*WRITTEN REQUEST:* Take the entries below and print all of them exactly, please.

*DATA RECORDS:*

========

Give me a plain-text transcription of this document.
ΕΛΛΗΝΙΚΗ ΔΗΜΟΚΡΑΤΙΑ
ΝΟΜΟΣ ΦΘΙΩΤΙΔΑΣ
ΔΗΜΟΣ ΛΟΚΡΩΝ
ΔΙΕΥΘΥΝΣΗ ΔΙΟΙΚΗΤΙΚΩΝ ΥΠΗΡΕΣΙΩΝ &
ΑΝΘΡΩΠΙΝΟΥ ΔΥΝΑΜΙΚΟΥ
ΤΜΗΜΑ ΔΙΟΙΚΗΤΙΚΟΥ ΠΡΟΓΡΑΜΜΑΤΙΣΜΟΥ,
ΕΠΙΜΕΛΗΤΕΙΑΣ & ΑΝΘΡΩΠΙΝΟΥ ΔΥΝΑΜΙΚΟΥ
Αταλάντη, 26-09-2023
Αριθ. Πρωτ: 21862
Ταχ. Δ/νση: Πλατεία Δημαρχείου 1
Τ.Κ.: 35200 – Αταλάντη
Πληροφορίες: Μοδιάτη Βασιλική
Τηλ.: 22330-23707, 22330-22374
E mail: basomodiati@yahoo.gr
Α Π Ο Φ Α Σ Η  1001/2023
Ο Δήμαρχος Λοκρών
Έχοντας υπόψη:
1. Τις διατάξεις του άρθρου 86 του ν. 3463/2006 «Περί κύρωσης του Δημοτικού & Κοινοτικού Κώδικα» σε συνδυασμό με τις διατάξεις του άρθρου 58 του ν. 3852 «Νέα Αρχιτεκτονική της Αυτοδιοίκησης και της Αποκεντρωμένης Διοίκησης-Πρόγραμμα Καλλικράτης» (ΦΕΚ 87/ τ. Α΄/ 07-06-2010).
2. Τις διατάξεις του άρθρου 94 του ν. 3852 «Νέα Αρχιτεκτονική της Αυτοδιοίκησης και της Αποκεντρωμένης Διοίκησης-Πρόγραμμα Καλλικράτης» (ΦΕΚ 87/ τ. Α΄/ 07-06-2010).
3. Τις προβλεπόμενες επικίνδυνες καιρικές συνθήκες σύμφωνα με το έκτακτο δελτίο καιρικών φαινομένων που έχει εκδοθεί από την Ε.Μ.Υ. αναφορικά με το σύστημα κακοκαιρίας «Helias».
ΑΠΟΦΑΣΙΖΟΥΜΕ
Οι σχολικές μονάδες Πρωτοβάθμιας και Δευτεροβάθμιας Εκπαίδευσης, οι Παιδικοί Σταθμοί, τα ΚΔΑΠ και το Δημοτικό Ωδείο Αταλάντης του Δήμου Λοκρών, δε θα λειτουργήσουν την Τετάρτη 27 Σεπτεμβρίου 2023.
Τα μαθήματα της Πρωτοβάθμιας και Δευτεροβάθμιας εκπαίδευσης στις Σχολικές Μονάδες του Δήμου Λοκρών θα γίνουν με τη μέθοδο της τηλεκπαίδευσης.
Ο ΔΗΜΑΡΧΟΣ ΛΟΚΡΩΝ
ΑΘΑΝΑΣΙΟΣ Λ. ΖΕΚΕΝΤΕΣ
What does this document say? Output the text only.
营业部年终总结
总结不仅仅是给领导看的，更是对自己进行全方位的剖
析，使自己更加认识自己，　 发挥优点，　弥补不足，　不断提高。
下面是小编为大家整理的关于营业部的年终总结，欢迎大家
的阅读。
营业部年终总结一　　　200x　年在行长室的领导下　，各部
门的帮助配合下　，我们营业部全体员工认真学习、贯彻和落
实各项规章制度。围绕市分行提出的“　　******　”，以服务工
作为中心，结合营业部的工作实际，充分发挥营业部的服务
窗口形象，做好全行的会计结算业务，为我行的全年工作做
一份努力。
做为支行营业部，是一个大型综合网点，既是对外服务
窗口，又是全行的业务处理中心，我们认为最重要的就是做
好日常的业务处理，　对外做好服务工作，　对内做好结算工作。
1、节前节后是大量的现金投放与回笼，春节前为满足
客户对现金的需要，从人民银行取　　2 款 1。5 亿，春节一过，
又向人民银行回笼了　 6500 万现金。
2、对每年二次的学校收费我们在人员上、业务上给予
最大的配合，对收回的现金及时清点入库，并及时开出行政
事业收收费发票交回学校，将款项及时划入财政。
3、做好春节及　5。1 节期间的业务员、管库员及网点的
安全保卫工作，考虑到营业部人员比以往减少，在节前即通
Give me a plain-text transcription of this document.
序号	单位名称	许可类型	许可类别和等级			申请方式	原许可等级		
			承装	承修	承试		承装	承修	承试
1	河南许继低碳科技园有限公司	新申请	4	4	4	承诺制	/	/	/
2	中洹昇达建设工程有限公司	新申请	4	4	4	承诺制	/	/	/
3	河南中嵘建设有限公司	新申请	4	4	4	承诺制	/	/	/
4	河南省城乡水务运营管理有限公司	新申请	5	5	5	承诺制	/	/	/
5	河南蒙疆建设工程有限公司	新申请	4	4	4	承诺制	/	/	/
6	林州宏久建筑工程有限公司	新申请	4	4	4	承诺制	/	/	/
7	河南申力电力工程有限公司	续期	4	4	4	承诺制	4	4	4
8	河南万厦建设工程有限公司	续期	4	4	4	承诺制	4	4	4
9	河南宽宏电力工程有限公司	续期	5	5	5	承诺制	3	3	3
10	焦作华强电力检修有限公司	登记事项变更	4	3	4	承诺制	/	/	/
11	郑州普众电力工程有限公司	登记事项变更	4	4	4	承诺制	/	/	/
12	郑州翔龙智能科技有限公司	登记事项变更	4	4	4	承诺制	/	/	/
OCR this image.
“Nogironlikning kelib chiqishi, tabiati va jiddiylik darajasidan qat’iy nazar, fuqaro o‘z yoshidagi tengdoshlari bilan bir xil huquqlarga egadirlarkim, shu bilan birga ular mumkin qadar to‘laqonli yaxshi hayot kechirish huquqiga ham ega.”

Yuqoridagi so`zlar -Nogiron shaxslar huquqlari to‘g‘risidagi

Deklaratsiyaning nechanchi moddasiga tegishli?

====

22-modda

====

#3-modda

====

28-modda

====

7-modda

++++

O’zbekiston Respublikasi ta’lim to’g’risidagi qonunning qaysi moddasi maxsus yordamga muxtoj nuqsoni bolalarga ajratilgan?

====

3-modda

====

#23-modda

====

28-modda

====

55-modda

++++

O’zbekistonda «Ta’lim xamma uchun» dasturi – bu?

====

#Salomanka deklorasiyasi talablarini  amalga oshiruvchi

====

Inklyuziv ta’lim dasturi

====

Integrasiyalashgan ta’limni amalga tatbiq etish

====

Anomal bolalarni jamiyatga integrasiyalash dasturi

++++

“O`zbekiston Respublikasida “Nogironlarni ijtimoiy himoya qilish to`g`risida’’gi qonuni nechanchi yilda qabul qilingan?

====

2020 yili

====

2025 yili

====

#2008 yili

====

========

*EXERCISE RESULT:*
Give me a plain-text transcription of this document.
ΕΛΛΗΝΙΚΗ ΔΗΜΟΚΡΑΤΙΑ
ΝΟΜΟΣ ΦΘΙΩΤΙΔΑΣ
ΔΗΜΟΣ ΛΟΚΡΩΝ
ΔΙΕΥΘΥΝΣΗ ΔΙΟΙΚΗΤΙΚΩΝ ΥΠΗΡΕΣΙΩΝ &
ΑΝΘΡΩΠΙΝΟΥ ΔΥΝΑΜΙΚΟΥ
ΤΜΗΜΑ ΔΙΟΙΚΗΤΙΚΟΥ ΠΡΟΓΡΑΜΜΑΤΙΣΜΟΥ,
ΕΠΙΜΕΛΗΤΕΙΑΣ & ΑΝΘΡΩΠΙΝΟΥ ΔΥΝΑΜΙΚΟΥ
Αταλάντη, 26-09-2023
Αριθ. Πρωτ: 21862
Ταχ. Δ/νση: Πλατεία Δημαρχείου 1
Τ.Κ.: 35200 – Αταλάντη
Πληροφορίες: Μοδιάτη Βασιλική
Τηλ.: 22330-23707, 22330-22374
E mail: basomodiati@yahoo.gr
Α Π Ο Φ Α Σ Η  1001/2023
Ο Δήμαρχος Λοκρών
Έχοντας υπόψη:
1. Τις διατάξεις του άρθρου 86 του ν. 3463/2006 «Περί κύρωσης του Δημοτικού & Κοινοτικού Κώδικα» σε συνδυασμό με τις διατάξεις του άρθρου 58 του ν. 3852 «Νέα Αρχιτεκτονική της Αυτοδιοίκησης και της Αποκεντρωμένης Διοίκησης-Πρόγραμμα Καλλικράτης» (ΦΕΚ 87/ τ. Α΄/ 07-06-2010).
2. Τις διατάξεις του άρθρου 94 του ν. 3852 «Νέα Αρχιτεκτονική της Αυτοδιοίκησης και της Αποκεντρωμένης Διοίκησης-Πρόγραμμα Καλλικράτης» (ΦΕΚ 87/ τ. Α΄/ 07-06-2010).
3. Τις προβλεπόμενες επικίνδυνες καιρικές συνθήκες σύμφωνα με το έκτακτο δελτίο καιρικών φαινομένων που έχει εκδοθεί από την Ε.Μ.Υ. αναφορικά με το σύστημα κακοκαιρίας «Helias».
ΑΠΟΦΑΣΙΖΟΥΜΕ
Οι σχολικές μονάδες Πρωτοβάθμιας και Δευτεροβάθμιας Εκπαίδευσης, οι Παιδικοί Σταθμοί, τα ΚΔΑΠ και το Δημοτικό Ωδείο Αταλάντης του Δήμου Λοκρών, δε θα λειτουργήσουν την Τετάρτη 27 Σεπτεμβρίου 2023.
Τα μαθήματα της Πρωτοβάθμιας και Δευτεροβάθμιας εκπαίδευσης στις Σχολικές Μονάδες του Δήμου Λοκρών θα γίνουν με τη μέθοδο της τηλεκπαίδευσης.
Ο ΔΗΜΑΡΧΟΣ ΛΟΚΡΩΝ
ΑΘΑΝΑΣΙΟΣ Λ. ΖΕΚΕΝΤΕΣ
What does this document say? Output the text only.
营业部年终总结
总结不仅仅是给领导看的，更是对自己进行全方位的剖
析，使自己更加认识自己，　 发挥优点，　弥补不足，　不断提高。
下面是小编为大家整理的关于营业部的年终总结，欢迎大家
的阅读。
营业部年终总结一　　　200x　年在行长室的领导下　，各部
门的帮助配合下　，我们营业部全体员工认真学习、贯彻和落
实各项规章制度。围绕市分行提出的“　　******　”，以服务工
作为中心，结合营业部的工作实际，充分发挥营业部的服务
窗口形象，做好全行的会计结算业务，为我行的全年工作做
一份努力。
做为支行营业部，是一个大型综合网点，既是对外服务
窗口，又是全行的业务处理中心，我们认为最重要的就是做
好日常的业务处理，　对外做好服务工作，　对内做好结算工作。
1、节前节后是大量的现金投放与回笼，春节前为满足
客户对现金的需要，从人民银行取　　2 款 1。5 亿，春节一过，
又向人民银行回笼了　 6500 万现金。
2、对每年二次的学校收费我们在人员上、业务上给予
最大的配合，对收回的现金及时清点入库，并及时开出行政
事业收收费发票交回学校，将款项及时划入财政。
3、做好春节及　5。1 节期间的业务员、管库员及网点的
安全保卫工作，考虑到营业部人员比以往减少，在节前即通
Give me a plain-text transcription of this document.
序号	单位名称	许可类型	许可类别和等级			申请方式	原许可等级		
			承装	承修	承试		承装	承修	承试
1	河南许继低碳科技园有限公司	新申请	4	4	4	承诺制	/	/	/
2	中洹昇达建设工程有限公司	新申请	4	4	4	承诺制	/	/	/
3	河南中嵘建设有限公司	新申请	4	4	4	承诺制	/	/	/
4	河南省城乡水务运营管理有限公司	新申请	5	5	5	承诺制	/	/	/
5	河南蒙疆建设工程有限公司	新申请	4	4	4	承诺制	/	/	/
6	林州宏久建筑工程有限公司	新申请	4	4	4	承诺制	/	/	/
7	河南申力电力工程有限公司	续期	4	4	4	承诺制	4	4	4
8	河南万厦建设工程有限公司	续期	4	4	4	承诺制	4	4	4
9	河南宽宏电力工程有限公司	续期	5	5	5	承诺制	3	3	3
10	焦作华强电力检修有限公司	登记事项变更	4	3	4	承诺制	/	/	/
11	郑州普众电力工程有限公司	登记事项变更	4	4	4	承诺制	/	/	/
12	郑州翔龙智能科技有限公司	登记事项变更	4	4	4	承诺制	/	/	/
OCR this image.
“Nogironlikning kelib chiqishi, tabiati va jiddiylik darajasidan qat’iy nazar, fuqaro o‘z yoshidagi tengdoshlari bilan bir xil huquqlarga egadirlarkim, shu bilan birga ular mumkin qadar to‘laqonli yaxshi hayot kechirish huquqiga ham ega.”

Yuqoridagi so`zlar -Nogiron shaxslar huquqlari to‘g‘risidagi

Deklaratsiyaning nechanchi moddasiga tegishli?

====

22-modda

====

#3-modda

====

28-modda

====

7-modda

++++

O’zbekiston Respublikasi ta’lim to’g’risidagi qonunning qaysi moddasi maxsus yordamga muxtoj nuqsoni bolalarga ajratilgan?

====

3-modda

====

#23-modda

====

28-modda

====

55-modda

++++

O’zbekistonda «Ta’lim xamma uchun» dasturi – bu?

====

#Salomanka deklorasiyasi talablarini  amalga oshiruvchi

====

Inklyuziv ta’lim dasturi

====

Integrasiyalashgan ta’limni amalga tatbiq etish

====

Anomal bolalarni jamiyatga integrasiyalash dasturi

++++

“O`zbekiston Respublikasida “Nogironlarni ijtimoiy himoya qilish to`g`risida’’gi qonuni nechanchi yilda qabul qilingan?

====

2020 yili

====

2025 yili

====

#2008 yili

====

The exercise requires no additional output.